**** Provided information

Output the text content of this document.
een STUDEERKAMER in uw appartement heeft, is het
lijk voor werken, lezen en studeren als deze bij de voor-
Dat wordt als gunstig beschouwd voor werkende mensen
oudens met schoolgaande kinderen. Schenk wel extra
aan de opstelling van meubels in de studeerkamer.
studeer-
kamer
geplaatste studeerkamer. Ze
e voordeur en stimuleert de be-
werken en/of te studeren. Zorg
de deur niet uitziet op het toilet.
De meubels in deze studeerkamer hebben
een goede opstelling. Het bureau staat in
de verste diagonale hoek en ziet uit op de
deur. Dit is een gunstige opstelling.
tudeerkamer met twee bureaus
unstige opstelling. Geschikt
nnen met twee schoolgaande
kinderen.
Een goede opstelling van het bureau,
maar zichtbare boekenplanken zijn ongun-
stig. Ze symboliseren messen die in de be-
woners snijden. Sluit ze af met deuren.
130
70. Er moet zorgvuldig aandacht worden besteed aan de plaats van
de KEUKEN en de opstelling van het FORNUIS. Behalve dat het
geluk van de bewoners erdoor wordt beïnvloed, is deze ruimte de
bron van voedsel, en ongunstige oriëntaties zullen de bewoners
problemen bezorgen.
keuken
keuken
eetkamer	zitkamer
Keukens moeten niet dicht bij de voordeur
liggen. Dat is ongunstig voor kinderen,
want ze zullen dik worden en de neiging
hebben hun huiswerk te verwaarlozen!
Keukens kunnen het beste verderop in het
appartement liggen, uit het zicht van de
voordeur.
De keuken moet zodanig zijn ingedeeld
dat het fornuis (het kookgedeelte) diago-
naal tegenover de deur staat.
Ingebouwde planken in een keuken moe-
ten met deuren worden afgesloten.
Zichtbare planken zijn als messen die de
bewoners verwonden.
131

********

_To do_: Extract all lines from the data in which "meubels" is found.

_Worked solution_:
aan de opstelling van meubels in de studeerkamer.
De meubels in deze studeerkamer hebben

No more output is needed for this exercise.